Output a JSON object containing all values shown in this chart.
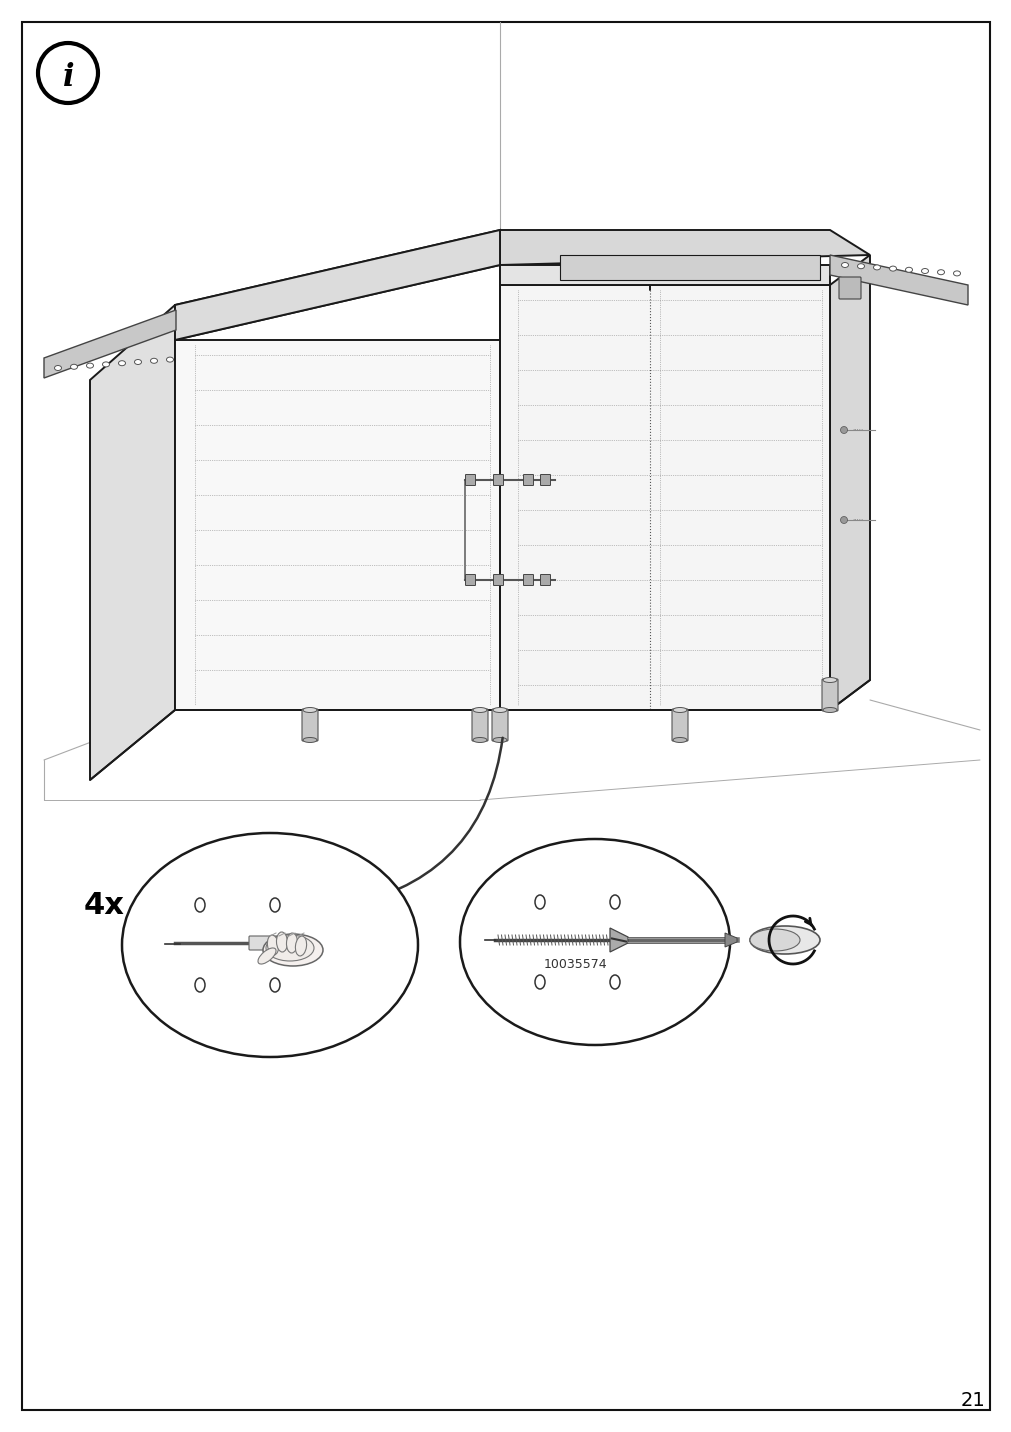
{
  "page_number": "21",
  "background_color": "#ffffff",
  "border_color": "#111111",
  "line_color": "#1a1a1a",
  "text_color": "#000000",
  "screw_part_number": "10035574",
  "multiplier_text": "4x",
  "light_gray": "#e8e8e8",
  "mid_gray": "#cccccc",
  "dark_gray": "#888888",
  "very_light": "#f4f4f4",
  "dot_color": "#777777",
  "rail_color": "#bbbbbb",
  "shadow_gray": "#d0d0d0",
  "wall_line_color": "#999999"
}
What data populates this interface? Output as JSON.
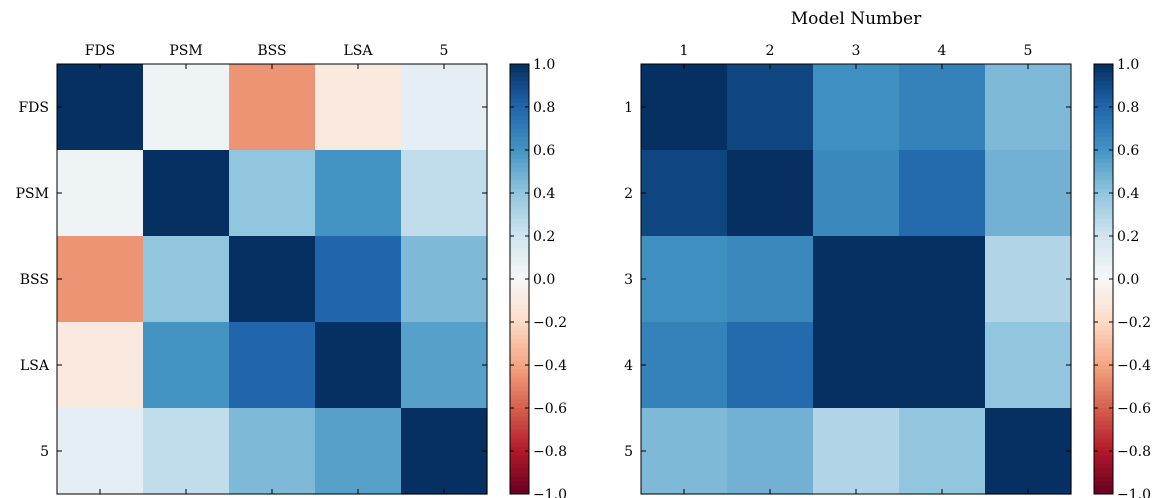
{
  "chart_data": [
    {
      "type": "heatmap",
      "title": "",
      "xlabel": "",
      "ylabel": "",
      "x_categories": [
        "FDS",
        "PSM",
        "BSS",
        "LSA",
        "5"
      ],
      "y_categories": [
        "FDS",
        "PSM",
        "BSS",
        "LSA",
        "5"
      ],
      "values": [
        [
          1.0,
          0.05,
          -0.45,
          -0.1,
          0.1
        ],
        [
          0.05,
          1.0,
          0.4,
          0.6,
          0.25
        ],
        [
          -0.45,
          0.4,
          1.0,
          0.8,
          0.45
        ],
        [
          -0.1,
          0.6,
          0.8,
          1.0,
          0.55
        ],
        [
          0.1,
          0.25,
          0.45,
          0.55,
          1.0
        ]
      ],
      "colormap": "RdBu",
      "vmin": -1.0,
      "vmax": 1.0,
      "colorbar_ticks": [
        "1.0",
        "0.8",
        "0.6",
        "0.4",
        "0.2",
        "0.0",
        "−0.2",
        "−0.4",
        "−0.6",
        "−0.8",
        "−1.0"
      ]
    },
    {
      "type": "heatmap",
      "title": "Model Number",
      "xlabel": "",
      "ylabel": "",
      "x_categories": [
        "1",
        "2",
        "3",
        "4",
        "5"
      ],
      "y_categories": [
        "1",
        "2",
        "3",
        "4",
        "5"
      ],
      "values": [
        [
          1.0,
          0.92,
          0.62,
          0.68,
          0.45
        ],
        [
          0.92,
          1.0,
          0.65,
          0.78,
          0.48
        ],
        [
          0.62,
          0.65,
          1.0,
          1.0,
          0.3
        ],
        [
          0.68,
          0.78,
          1.0,
          1.0,
          0.4
        ],
        [
          0.45,
          0.48,
          0.3,
          0.4,
          1.0
        ]
      ],
      "colormap": "RdBu",
      "vmin": -1.0,
      "vmax": 1.0,
      "colorbar_ticks": [
        "1.0",
        "0.8",
        "0.6",
        "0.4",
        "0.2",
        "0.0",
        "−0.2",
        "−0.4",
        "−0.6",
        "−0.8",
        "−1.0"
      ]
    }
  ]
}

**********

* [WHAT YOU ARE ASKED TO DO]: Repeat all of the data above word for word, minus the pictures.

* [EXPECTED ANSWER]:
Output a JSON object containing all values shown in this chart.
{
  "page_number": "21",
  "background_color": "#ffffff",
  "border_color": "#111111",
  "line_color": "#1a1a1a",
  "text_color": "#000000",
  "screw_part_number": "10035574",
  "multiplier_text": "4x",
  "light_gray": "#e8e8e8",
  "mid_gray": "#cccccc",
  "dark_gray": "#888888",
  "very_light": "#f4f4f4",
  "dot_color": "#777777",
  "rail_color": "#bbbbbb",
  "shadow_gray": "#d0d0d0",
  "wall_line_color": "#999999"
}
What data populates this interface? Output as JSON.
{
  "chart_data": [
    {
      "type": "heatmap",
      "title": "",
      "xlabel": "",
      "ylabel": "",
      "x_categories": [
        "FDS",
        "PSM",
        "BSS",
        "LSA",
        "5"
      ],
      "y_categories": [
        "FDS",
        "PSM",
        "BSS",
        "LSA",
        "5"
      ],
      "values": [
        [
          1.0,
          0.05,
          -0.45,
          -0.1,
          0.1
        ],
        [
          0.05,
          1.0,
          0.4,
          0.6,
          0.25
        ],
        [
          -0.45,
          0.4,
          1.0,
          0.8,
          0.45
        ],
        [
          -0.1,
          0.6,
          0.8,
          1.0,
          0.55
        ],
        [
          0.1,
          0.25,
          0.45,
          0.55,
          1.0
        ]
      ],
      "colormap": "RdBu",
      "vmin": -1.0,
      "vmax": 1.0,
      "colorbar_ticks": [
        "1.0",
        "0.8",
        "0.6",
        "0.4",
        "0.2",
        "0.0",
        "−0.2",
        "−0.4",
        "−0.6",
        "−0.8",
        "−1.0"
      ]
    },
    {
      "type": "heatmap",
      "title": "Model Number",
      "xlabel": "",
      "ylabel": "",
      "x_categories": [
        "1",
        "2",
        "3",
        "4",
        "5"
      ],
      "y_categories": [
        "1",
        "2",
        "3",
        "4",
        "5"
      ],
      "values": [
        [
          1.0,
          0.92,
          0.62,
          0.68,
          0.45
        ],
        [
          0.92,
          1.0,
          0.65,
          0.78,
          0.48
        ],
        [
          0.62,
          0.65,
          1.0,
          1.0,
          0.3
        ],
        [
          0.68,
          0.78,
          1.0,
          1.0,
          0.4
        ],
        [
          0.45,
          0.48,
          0.3,
          0.4,
          1.0
        ]
      ],
      "colormap": "RdBu",
      "vmin": -1.0,
      "vmax": 1.0,
      "colorbar_ticks": [
        "1.0",
        "0.8",
        "0.6",
        "0.4",
        "0.2",
        "0.0",
        "−0.2",
        "−0.4",
        "−0.6",
        "−0.8",
        "−1.0"
      ]
    }
  ]
}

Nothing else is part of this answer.